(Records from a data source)
* * *

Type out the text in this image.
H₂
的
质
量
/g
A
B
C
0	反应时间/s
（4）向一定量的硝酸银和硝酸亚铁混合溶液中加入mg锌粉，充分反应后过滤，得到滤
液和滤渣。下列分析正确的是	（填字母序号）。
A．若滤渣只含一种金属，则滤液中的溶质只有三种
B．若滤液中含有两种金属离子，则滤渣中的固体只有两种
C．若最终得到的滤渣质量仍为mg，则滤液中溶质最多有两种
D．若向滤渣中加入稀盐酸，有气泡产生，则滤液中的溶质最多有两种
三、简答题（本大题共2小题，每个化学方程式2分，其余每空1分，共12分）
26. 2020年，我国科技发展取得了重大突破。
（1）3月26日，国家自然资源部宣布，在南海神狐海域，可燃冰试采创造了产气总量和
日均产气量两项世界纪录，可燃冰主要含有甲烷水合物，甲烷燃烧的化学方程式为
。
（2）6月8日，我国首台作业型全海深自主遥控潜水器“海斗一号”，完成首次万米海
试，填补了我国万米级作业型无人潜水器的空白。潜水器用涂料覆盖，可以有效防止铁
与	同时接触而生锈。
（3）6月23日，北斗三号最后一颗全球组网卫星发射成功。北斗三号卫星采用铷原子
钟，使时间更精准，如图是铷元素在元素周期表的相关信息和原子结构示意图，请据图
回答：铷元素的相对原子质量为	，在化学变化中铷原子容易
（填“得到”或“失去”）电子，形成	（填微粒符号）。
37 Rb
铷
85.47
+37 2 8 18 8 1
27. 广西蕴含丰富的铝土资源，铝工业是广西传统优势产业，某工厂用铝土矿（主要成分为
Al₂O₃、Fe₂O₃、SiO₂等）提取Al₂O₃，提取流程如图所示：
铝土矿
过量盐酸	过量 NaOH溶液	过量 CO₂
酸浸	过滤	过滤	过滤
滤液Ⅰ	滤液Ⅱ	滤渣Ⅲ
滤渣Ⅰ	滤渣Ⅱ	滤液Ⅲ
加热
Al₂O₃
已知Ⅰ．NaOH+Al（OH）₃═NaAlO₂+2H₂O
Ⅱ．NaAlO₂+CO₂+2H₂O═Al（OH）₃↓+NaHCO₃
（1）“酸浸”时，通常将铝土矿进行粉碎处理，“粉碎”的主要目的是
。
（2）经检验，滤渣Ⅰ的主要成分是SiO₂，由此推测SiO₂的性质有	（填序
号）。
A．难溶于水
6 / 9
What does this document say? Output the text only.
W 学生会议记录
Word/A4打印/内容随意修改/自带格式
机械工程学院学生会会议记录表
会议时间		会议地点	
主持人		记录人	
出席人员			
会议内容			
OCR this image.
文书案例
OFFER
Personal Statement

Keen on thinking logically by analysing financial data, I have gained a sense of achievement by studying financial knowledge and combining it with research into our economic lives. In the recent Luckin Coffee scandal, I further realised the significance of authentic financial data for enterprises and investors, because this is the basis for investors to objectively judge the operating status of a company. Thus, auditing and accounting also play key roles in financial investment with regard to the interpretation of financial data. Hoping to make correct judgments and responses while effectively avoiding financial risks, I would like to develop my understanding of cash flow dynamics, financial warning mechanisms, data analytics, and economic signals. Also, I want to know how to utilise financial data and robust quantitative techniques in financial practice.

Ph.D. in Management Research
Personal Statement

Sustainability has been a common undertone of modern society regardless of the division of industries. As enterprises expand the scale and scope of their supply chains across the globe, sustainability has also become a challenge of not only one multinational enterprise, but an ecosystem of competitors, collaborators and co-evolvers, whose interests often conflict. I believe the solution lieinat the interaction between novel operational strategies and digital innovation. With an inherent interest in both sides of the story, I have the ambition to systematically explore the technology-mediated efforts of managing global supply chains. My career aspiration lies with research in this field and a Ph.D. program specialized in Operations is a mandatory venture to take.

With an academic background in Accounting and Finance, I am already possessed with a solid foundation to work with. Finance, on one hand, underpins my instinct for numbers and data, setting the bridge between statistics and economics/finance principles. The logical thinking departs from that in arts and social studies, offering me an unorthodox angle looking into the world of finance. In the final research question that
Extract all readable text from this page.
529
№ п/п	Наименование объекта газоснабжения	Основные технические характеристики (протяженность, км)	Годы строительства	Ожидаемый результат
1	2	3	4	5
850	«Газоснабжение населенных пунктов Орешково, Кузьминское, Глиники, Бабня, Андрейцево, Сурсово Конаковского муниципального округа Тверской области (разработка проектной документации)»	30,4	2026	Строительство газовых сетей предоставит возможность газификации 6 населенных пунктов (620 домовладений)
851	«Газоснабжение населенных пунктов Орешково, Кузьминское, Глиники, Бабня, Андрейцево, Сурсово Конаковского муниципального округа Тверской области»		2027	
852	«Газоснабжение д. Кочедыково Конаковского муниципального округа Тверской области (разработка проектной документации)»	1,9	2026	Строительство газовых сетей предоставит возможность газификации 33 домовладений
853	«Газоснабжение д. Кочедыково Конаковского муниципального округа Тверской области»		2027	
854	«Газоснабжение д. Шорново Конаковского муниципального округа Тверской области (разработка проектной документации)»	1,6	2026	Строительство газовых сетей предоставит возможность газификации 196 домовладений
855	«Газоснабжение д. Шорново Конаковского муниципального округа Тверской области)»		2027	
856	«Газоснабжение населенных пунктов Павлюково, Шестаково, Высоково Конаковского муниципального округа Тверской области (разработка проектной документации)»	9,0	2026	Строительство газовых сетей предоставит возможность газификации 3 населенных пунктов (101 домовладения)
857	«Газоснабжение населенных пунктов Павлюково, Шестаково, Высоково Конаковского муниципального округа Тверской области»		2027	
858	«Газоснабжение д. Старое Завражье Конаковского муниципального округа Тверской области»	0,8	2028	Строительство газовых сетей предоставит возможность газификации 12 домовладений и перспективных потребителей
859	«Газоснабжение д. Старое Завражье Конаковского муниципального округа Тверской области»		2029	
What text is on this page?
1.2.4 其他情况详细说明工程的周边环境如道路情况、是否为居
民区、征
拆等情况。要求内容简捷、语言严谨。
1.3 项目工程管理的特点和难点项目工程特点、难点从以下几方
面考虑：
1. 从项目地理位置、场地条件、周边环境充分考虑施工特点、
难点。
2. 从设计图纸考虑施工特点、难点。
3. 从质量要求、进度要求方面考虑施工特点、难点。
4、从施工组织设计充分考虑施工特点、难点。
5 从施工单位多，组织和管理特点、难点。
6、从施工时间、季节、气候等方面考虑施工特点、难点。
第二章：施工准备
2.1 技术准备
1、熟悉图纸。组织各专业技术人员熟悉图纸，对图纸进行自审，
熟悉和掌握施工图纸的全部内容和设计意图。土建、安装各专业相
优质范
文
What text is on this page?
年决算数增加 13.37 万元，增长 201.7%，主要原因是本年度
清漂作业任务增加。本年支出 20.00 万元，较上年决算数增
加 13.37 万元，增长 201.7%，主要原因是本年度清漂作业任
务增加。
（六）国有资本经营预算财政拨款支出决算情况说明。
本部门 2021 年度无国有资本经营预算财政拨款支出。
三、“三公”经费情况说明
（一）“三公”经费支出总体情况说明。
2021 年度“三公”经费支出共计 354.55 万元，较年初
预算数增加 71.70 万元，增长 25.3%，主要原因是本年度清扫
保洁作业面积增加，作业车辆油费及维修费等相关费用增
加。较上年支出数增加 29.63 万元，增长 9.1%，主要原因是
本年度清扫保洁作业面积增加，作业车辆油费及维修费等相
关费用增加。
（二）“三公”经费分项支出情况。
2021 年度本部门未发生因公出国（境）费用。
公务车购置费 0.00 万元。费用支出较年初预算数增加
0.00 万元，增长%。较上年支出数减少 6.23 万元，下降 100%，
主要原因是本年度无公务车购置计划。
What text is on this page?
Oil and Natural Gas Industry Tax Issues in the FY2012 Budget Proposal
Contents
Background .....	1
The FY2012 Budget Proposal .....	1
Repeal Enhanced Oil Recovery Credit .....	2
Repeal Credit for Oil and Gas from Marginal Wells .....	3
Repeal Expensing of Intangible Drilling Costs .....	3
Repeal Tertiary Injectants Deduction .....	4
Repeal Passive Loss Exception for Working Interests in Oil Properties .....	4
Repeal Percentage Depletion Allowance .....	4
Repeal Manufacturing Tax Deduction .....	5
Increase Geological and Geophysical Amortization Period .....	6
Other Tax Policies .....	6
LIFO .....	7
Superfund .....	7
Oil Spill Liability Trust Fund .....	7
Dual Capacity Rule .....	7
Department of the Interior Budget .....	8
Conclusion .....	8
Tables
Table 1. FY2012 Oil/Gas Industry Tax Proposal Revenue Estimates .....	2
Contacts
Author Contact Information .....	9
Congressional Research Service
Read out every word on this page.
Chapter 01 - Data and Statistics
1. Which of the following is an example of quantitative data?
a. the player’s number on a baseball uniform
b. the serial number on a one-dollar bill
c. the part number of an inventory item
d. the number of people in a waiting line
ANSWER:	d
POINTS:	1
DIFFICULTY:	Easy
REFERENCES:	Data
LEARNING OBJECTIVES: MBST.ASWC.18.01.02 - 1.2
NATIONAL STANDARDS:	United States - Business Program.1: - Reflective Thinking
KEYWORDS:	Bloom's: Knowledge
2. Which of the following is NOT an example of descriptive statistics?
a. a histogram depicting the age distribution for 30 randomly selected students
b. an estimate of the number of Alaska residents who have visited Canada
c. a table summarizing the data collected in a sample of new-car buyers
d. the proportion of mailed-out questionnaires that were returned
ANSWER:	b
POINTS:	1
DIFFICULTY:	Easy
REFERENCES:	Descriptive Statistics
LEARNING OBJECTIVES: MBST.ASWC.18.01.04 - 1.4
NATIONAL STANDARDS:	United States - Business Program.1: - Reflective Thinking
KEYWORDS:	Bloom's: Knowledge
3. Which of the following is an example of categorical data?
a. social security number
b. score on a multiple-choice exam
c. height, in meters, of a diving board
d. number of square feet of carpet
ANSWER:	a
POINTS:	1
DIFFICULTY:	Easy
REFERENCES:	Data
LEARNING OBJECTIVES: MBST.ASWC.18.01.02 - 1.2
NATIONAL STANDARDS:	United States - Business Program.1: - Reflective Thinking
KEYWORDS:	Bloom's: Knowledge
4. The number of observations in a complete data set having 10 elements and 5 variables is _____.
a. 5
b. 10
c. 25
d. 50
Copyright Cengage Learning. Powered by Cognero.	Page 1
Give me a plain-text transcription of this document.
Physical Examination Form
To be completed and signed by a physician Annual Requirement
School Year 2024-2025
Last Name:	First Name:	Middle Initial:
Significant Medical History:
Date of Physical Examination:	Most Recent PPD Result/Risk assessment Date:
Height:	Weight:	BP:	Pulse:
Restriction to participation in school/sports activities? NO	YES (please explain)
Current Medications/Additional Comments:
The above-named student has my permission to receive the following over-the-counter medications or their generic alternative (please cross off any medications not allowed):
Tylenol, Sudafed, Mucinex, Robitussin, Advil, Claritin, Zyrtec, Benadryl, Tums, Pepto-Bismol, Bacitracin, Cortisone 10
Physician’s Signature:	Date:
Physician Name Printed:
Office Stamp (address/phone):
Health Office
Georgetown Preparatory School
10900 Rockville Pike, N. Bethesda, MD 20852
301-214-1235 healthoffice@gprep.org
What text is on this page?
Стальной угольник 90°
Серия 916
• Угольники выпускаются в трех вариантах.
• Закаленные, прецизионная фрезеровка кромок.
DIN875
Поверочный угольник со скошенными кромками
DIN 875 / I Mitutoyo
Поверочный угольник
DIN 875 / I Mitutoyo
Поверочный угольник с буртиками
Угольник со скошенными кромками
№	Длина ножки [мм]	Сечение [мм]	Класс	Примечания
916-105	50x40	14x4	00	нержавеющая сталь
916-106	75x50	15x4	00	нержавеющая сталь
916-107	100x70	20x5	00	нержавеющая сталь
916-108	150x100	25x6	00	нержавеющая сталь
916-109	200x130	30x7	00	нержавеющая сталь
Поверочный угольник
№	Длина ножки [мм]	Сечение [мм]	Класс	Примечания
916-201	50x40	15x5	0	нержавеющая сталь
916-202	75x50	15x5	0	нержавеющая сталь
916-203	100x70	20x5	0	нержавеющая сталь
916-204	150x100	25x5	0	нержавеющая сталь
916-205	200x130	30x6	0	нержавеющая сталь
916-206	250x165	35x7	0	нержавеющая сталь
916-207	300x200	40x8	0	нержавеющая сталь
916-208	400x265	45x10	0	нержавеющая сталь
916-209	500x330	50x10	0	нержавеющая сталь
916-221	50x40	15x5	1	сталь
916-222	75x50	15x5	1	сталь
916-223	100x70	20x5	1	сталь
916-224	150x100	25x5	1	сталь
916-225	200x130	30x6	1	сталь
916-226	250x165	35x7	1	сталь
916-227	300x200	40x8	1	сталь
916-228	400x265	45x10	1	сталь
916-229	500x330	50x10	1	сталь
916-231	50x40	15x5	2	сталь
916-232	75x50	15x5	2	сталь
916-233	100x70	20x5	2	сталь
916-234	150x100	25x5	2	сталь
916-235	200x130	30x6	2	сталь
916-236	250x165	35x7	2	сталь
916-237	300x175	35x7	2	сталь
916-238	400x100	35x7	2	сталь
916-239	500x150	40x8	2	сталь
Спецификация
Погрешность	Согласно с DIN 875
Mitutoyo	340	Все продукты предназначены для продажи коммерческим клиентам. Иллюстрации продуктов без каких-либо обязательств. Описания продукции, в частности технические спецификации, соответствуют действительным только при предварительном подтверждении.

* * *

▶ DIRECTION: Read through the entries and copy each line in which "Андрейцево" appears.

▶ ANSWER TO THIS TASK:
850	«Газоснабжение населенных пунктов Орешково, Кузьминское, Глиники, Бабня, Андрейцево, Сурсово Конаковского муниципального округа Тверской области (разработка проектной документации)»	30,4	2026	Строительство газовых сетей предоставит возможность газификации 6 населенных пунктов (620 домовладений)
851	«Газоснабжение населенных пунктов Орешково, Кузьминское, Глиники, Бабня, Андрейцево, Сурсово Конаковского муниципального округа Тверской области»		2027	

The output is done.